## Required action
Word for word, the records below are to be set down again.

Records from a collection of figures
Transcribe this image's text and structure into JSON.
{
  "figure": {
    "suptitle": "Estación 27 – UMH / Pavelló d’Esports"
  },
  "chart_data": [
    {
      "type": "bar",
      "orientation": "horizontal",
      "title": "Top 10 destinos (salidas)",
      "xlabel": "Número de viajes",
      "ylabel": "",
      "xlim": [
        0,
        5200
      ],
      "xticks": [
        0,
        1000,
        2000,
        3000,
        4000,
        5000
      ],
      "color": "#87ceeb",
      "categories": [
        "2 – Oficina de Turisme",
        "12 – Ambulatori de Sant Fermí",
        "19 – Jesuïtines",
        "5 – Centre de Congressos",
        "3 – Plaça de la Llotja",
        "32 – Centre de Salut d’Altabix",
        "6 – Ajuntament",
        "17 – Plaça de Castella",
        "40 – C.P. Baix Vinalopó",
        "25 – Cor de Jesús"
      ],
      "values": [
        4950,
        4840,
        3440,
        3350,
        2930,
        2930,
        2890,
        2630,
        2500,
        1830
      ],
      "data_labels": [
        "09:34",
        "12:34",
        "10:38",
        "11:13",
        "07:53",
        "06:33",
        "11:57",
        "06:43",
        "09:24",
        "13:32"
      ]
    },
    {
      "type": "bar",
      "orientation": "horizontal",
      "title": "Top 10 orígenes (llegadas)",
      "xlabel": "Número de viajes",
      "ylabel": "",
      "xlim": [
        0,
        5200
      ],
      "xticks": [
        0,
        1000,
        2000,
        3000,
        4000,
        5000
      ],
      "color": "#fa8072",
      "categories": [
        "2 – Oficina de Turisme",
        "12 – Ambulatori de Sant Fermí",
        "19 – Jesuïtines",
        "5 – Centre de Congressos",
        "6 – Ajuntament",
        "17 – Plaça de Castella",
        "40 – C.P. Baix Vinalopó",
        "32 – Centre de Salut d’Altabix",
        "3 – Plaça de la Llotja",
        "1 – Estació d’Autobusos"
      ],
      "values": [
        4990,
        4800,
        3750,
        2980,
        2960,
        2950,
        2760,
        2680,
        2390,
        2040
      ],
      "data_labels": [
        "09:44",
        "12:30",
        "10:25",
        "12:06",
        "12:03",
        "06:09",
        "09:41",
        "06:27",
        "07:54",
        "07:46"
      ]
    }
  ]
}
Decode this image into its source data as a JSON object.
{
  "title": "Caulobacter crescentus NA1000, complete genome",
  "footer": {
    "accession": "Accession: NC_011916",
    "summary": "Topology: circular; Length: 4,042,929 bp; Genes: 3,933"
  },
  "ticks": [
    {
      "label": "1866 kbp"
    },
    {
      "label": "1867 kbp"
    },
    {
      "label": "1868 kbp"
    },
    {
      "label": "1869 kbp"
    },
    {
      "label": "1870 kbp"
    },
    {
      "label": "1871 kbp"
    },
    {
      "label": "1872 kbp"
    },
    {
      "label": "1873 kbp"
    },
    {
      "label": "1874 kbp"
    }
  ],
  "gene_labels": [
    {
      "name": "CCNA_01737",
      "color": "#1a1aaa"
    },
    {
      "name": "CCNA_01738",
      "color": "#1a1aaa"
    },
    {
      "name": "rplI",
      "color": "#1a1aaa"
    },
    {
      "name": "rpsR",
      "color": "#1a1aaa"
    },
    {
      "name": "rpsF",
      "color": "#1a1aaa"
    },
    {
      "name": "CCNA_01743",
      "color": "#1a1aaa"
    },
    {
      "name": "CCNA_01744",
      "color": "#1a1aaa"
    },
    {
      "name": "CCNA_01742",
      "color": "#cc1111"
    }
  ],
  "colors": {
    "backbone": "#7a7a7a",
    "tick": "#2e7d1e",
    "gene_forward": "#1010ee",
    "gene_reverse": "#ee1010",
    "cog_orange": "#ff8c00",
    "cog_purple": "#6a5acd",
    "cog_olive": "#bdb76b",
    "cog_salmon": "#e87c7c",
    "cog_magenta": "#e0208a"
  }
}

## Expected output
Transcribe this image's text and structure into JSON.
{
  "figure": {
    "suptitle": "Estación 27 – UMH / Pavelló d’Esports"
  },
  "chart_data": [
    {
      "type": "bar",
      "orientation": "horizontal",
      "title": "Top 10 destinos (salidas)",
      "xlabel": "Número de viajes",
      "ylabel": "",
      "xlim": [
        0,
        5200
      ],
      "xticks": [
        0,
        1000,
        2000,
        3000,
        4000,
        5000
      ],
      "color": "#87ceeb",
      "categories": [
        "2 – Oficina de Turisme",
        "12 – Ambulatori de Sant Fermí",
        "19 – Jesuïtines",
        "5 – Centre de Congressos",
        "3 – Plaça de la Llotja",
        "32 – Centre de Salut d’Altabix",
        "6 – Ajuntament",
        "17 – Plaça de Castella",
        "40 – C.P. Baix Vinalopó",
        "25 – Cor de Jesús"
      ],
      "values": [
        4950,
        4840,
        3440,
        3350,
        2930,
        2930,
        2890,
        2630,
        2500,
        1830
      ],
      "data_labels": [
        "09:34",
        "12:34",
        "10:38",
        "11:13",
        "07:53",
        "06:33",
        "11:57",
        "06:43",
        "09:24",
        "13:32"
      ]
    },
    {
      "type": "bar",
      "orientation": "horizontal",
      "title": "Top 10 orígenes (llegadas)",
      "xlabel": "Número de viajes",
      "ylabel": "",
      "xlim": [
        0,
        5200
      ],
      "xticks": [
        0,
        1000,
        2000,
        3000,
        4000,
        5000
      ],
      "color": "#fa8072",
      "categories": [
        "2 – Oficina de Turisme",
        "12 – Ambulatori de Sant Fermí",
        "19 – Jesuïtines",
        "5 – Centre de Congressos",
        "6 – Ajuntament",
        "17 – Plaça de Castella",
        "40 – C.P. Baix Vinalopó",
        "32 – Centre de Salut d’Altabix",
        "3 – Plaça de la Llotja",
        "1 – Estació d’Autobusos"
      ],
      "values": [
        4990,
        4800,
        3750,
        2980,
        2960,
        2950,
        2760,
        2680,
        2390,
        2040
      ],
      "data_labels": [
        "09:44",
        "12:30",
        "10:25",
        "12:06",
        "12:03",
        "06:09",
        "09:41",
        "06:27",
        "07:54",
        "07:46"
      ]
    }
  ]
}
Decode this image into its source data as a JSON object.
{
  "title": "Caulobacter crescentus NA1000, complete genome",
  "footer": {
    "accession": "Accession: NC_011916",
    "summary": "Topology: circular; Length: 4,042,929 bp; Genes: 3,933"
  },
  "ticks": [
    {
      "label": "1866 kbp"
    },
    {
      "label": "1867 kbp"
    },
    {
      "label": "1868 kbp"
    },
    {
      "label": "1869 kbp"
    },
    {
      "label": "1870 kbp"
    },
    {
      "label": "1871 kbp"
    },
    {
      "label": "1872 kbp"
    },
    {
      "label": "1873 kbp"
    },
    {
      "label": "1874 kbp"
    }
  ],
  "gene_labels": [
    {
      "name": "CCNA_01737",
      "color": "#1a1aaa"
    },
    {
      "name": "CCNA_01738",
      "color": "#1a1aaa"
    },
    {
      "name": "rplI",
      "color": "#1a1aaa"
    },
    {
      "name": "rpsR",
      "color": "#1a1aaa"
    },
    {
      "name": "rpsF",
      "color": "#1a1aaa"
    },
    {
      "name": "CCNA_01743",
      "color": "#1a1aaa"
    },
    {
      "name": "CCNA_01744",
      "color": "#1a1aaa"
    },
    {
      "name": "CCNA_01742",
      "color": "#cc1111"
    }
  ],
  "colors": {
    "backbone": "#7a7a7a",
    "tick": "#2e7d1e",
    "gene_forward": "#1010ee",
    "gene_reverse": "#ee1010",
    "cog_orange": "#ff8c00",
    "cog_purple": "#6a5acd",
    "cog_olive": "#bdb76b",
    "cog_salmon": "#e87c7c",
    "cog_magenta": "#e0208a"
  }
}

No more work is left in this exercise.